(Figure content listings)

(begin)

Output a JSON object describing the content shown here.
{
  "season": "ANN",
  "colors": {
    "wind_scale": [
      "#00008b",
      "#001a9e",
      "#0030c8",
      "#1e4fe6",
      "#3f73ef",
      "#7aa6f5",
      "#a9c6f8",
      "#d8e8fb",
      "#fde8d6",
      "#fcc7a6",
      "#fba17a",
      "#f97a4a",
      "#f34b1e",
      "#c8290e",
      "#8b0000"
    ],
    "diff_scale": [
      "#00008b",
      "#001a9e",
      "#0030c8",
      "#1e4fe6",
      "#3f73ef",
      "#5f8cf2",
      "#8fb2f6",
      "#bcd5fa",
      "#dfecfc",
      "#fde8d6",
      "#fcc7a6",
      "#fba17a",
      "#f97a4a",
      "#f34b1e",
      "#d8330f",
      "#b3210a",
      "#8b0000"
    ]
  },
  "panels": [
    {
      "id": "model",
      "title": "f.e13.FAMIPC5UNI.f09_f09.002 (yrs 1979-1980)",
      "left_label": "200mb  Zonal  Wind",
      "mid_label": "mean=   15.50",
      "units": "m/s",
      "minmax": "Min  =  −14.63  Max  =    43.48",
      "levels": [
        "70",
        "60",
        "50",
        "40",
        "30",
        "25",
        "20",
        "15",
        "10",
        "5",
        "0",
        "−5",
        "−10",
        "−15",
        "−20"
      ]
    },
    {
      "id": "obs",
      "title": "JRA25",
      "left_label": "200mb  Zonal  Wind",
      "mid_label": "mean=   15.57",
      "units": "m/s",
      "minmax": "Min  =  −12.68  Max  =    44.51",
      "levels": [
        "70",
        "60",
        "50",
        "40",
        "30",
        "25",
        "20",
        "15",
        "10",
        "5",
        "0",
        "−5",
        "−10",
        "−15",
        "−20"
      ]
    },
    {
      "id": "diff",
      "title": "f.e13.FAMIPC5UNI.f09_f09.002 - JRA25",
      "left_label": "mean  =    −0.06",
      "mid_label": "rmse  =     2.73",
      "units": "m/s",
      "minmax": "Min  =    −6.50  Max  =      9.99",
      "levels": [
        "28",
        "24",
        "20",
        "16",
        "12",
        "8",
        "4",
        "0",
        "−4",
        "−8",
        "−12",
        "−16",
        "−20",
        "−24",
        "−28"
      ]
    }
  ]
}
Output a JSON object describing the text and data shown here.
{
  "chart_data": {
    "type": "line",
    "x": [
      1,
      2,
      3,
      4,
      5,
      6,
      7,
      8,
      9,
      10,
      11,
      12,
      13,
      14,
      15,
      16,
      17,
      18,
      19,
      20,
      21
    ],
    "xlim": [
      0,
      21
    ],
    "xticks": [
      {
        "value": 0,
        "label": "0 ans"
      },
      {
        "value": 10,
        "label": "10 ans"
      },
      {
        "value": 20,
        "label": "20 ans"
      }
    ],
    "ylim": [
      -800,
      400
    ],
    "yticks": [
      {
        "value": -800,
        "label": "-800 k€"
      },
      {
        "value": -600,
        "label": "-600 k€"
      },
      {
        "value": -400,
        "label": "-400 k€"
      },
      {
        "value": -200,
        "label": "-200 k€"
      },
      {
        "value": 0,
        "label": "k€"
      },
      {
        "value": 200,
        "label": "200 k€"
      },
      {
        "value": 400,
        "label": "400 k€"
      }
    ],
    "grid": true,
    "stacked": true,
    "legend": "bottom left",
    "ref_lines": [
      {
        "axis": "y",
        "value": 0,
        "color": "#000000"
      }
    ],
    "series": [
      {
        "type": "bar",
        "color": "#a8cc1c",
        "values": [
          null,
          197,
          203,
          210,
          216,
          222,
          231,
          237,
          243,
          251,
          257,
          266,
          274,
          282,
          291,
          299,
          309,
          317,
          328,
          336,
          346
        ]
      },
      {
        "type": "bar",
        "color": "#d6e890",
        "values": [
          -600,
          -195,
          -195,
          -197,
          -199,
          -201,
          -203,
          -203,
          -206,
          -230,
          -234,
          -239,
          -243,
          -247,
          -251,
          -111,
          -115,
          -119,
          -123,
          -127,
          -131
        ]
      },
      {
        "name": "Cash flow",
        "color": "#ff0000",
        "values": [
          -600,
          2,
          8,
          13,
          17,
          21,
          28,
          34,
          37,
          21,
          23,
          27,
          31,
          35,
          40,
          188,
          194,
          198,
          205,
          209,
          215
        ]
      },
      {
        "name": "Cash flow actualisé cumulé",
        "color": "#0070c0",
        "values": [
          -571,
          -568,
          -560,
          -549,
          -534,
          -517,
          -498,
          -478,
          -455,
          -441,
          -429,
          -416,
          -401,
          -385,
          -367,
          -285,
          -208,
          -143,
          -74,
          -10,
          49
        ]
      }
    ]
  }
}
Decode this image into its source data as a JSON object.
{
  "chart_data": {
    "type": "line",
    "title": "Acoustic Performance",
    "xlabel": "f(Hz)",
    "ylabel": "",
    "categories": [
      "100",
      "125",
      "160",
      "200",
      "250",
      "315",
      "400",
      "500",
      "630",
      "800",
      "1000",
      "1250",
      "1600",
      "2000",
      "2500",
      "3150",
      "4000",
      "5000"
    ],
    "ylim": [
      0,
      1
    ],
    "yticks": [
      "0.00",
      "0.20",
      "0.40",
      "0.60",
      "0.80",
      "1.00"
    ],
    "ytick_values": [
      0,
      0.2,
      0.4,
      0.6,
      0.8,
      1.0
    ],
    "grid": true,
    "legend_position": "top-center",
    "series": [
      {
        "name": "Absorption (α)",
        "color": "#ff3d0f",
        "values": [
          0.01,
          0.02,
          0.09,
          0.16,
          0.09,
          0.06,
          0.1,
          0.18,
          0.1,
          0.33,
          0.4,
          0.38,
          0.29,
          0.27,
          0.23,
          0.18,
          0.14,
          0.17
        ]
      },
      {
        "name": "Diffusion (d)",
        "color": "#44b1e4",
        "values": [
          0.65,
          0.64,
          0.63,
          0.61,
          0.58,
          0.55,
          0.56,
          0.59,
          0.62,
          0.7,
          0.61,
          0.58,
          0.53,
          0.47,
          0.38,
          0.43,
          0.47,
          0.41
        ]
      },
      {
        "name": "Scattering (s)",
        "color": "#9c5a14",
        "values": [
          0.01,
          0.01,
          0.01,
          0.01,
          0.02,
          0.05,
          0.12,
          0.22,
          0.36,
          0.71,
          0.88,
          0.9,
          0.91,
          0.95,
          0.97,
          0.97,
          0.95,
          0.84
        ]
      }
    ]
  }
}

(end)

* **Task statement**
Output each entry precisely as given.

* **Written response**
Output a JSON object describing the content shown here.
{
  "season": "ANN",
  "colors": {
    "wind_scale": [
      "#00008b",
      "#001a9e",
      "#0030c8",
      "#1e4fe6",
      "#3f73ef",
      "#7aa6f5",
      "#a9c6f8",
      "#d8e8fb",
      "#fde8d6",
      "#fcc7a6",
      "#fba17a",
      "#f97a4a",
      "#f34b1e",
      "#c8290e",
      "#8b0000"
    ],
    "diff_scale": [
      "#00008b",
      "#001a9e",
      "#0030c8",
      "#1e4fe6",
      "#3f73ef",
      "#5f8cf2",
      "#8fb2f6",
      "#bcd5fa",
      "#dfecfc",
      "#fde8d6",
      "#fcc7a6",
      "#fba17a",
      "#f97a4a",
      "#f34b1e",
      "#d8330f",
      "#b3210a",
      "#8b0000"
    ]
  },
  "panels": [
    {
      "id": "model",
      "title": "f.e13.FAMIPC5UNI.f09_f09.002 (yrs 1979-1980)",
      "left_label": "200mb  Zonal  Wind",
      "mid_label": "mean=   15.50",
      "units": "m/s",
      "minmax": "Min  =  −14.63  Max  =    43.48",
      "levels": [
        "70",
        "60",
        "50",
        "40",
        "30",
        "25",
        "20",
        "15",
        "10",
        "5",
        "0",
        "−5",
        "−10",
        "−15",
        "−20"
      ]
    },
    {
      "id": "obs",
      "title": "JRA25",
      "left_label": "200mb  Zonal  Wind",
      "mid_label": "mean=   15.57",
      "units": "m/s",
      "minmax": "Min  =  −12.68  Max  =    44.51",
      "levels": [
        "70",
        "60",
        "50",
        "40",
        "30",
        "25",
        "20",
        "15",
        "10",
        "5",
        "0",
        "−5",
        "−10",
        "−15",
        "−20"
      ]
    },
    {
      "id": "diff",
      "title": "f.e13.FAMIPC5UNI.f09_f09.002 - JRA25",
      "left_label": "mean  =    −0.06",
      "mid_label": "rmse  =     2.73",
      "units": "m/s",
      "minmax": "Min  =    −6.50  Max  =      9.99",
      "levels": [
        "28",
        "24",
        "20",
        "16",
        "12",
        "8",
        "4",
        "0",
        "−4",
        "−8",
        "−12",
        "−16",
        "−20",
        "−24",
        "−28"
      ]
    }
  ]
}
Output a JSON object describing the text and data shown here.
{
  "chart_data": {
    "type": "line",
    "x": [
      1,
      2,
      3,
      4,
      5,
      6,
      7,
      8,
      9,
      10,
      11,
      12,
      13,
      14,
      15,
      16,
      17,
      18,
      19,
      20,
      21
    ],
    "xlim": [
      0,
      21
    ],
    "xticks": [
      {
        "value": 0,
        "label": "0 ans"
      },
      {
        "value": 10,
        "label": "10 ans"
      },
      {
        "value": 20,
        "label": "20 ans"
      }
    ],
    "ylim": [
      -800,
      400
    ],
    "yticks": [
      {
        "value": -800,
        "label": "-800 k€"
      },
      {
        "value": -600,
        "label": "-600 k€"
      },
      {
        "value": -400,
        "label": "-400 k€"
      },
      {
        "value": -200,
        "label": "-200 k€"
      },
      {
        "value": 0,
        "label": "k€"
      },
      {
        "value": 200,
        "label": "200 k€"
      },
      {
        "value": 400,
        "label": "400 k€"
      }
    ],
    "grid": true,
    "stacked": true,
    "legend": "bottom left",
    "ref_lines": [
      {
        "axis": "y",
        "value": 0,
        "color": "#000000"
      }
    ],
    "series": [
      {
        "type": "bar",
        "color": "#a8cc1c",
        "values": [
          null,
          197,
          203,
          210,
          216,
          222,
          231,
          237,
          243,
          251,
          257,
          266,
          274,
          282,
          291,
          299,
          309,
          317,
          328,
          336,
          346
        ]
      },
      {
        "type": "bar",
        "color": "#d6e890",
        "values": [
          -600,
          -195,
          -195,
          -197,
          -199,
          -201,
          -203,
          -203,
          -206,
          -230,
          -234,
          -239,
          -243,
          -247,
          -251,
          -111,
          -115,
          -119,
          -123,
          -127,
          -131
        ]
      },
      {
        "name": "Cash flow",
        "color": "#ff0000",
        "values": [
          -600,
          2,
          8,
          13,
          17,
          21,
          28,
          34,
          37,
          21,
          23,
          27,
          31,
          35,
          40,
          188,
          194,
          198,
          205,
          209,
          215
        ]
      },
      {
        "name": "Cash flow actualisé cumulé",
        "color": "#0070c0",
        "values": [
          -571,
          -568,
          -560,
          -549,
          -534,
          -517,
          -498,
          -478,
          -455,
          -441,
          -429,
          -416,
          -401,
          -385,
          -367,
          -285,
          -208,
          -143,
          -74,
          -10,
          49
        ]
      }
    ]
  }
}
Decode this image into its source data as a JSON object.
{
  "chart_data": {
    "type": "line",
    "title": "Acoustic Performance",
    "xlabel": "f(Hz)",
    "ylabel": "",
    "categories": [
      "100",
      "125",
      "160",
      "200",
      "250",
      "315",
      "400",
      "500",
      "630",
      "800",
      "1000",
      "1250",
      "1600",
      "2000",
      "2500",
      "3150",
      "4000",
      "5000"
    ],
    "ylim": [
      0,
      1
    ],
    "yticks": [
      "0.00",
      "0.20",
      "0.40",
      "0.60",
      "0.80",
      "1.00"
    ],
    "ytick_values": [
      0,
      0.2,
      0.4,
      0.6,
      0.8,
      1.0
    ],
    "grid": true,
    "legend_position": "top-center",
    "series": [
      {
        "name": "Absorption (α)",
        "color": "#ff3d0f",
        "values": [
          0.01,
          0.02,
          0.09,
          0.16,
          0.09,
          0.06,
          0.1,
          0.18,
          0.1,
          0.33,
          0.4,
          0.38,
          0.29,
          0.27,
          0.23,
          0.18,
          0.14,
          0.17
        ]
      },
      {
        "name": "Diffusion (d)",
        "color": "#44b1e4",
        "values": [
          0.65,
          0.64,
          0.63,
          0.61,
          0.58,
          0.55,
          0.56,
          0.59,
          0.62,
          0.7,
          0.61,
          0.58,
          0.53,
          0.47,
          0.38,
          0.43,
          0.47,
          0.41
        ]
      },
      {
        "name": "Scattering (s)",
        "color": "#9c5a14",
        "values": [
          0.01,
          0.01,
          0.01,
          0.01,
          0.02,
          0.05,
          0.12,
          0.22,
          0.36,
          0.71,
          0.88,
          0.9,
          0.91,
          0.95,
          0.97,
          0.97,
          0.95,
          0.84
        ]
      }
    ]
  }
}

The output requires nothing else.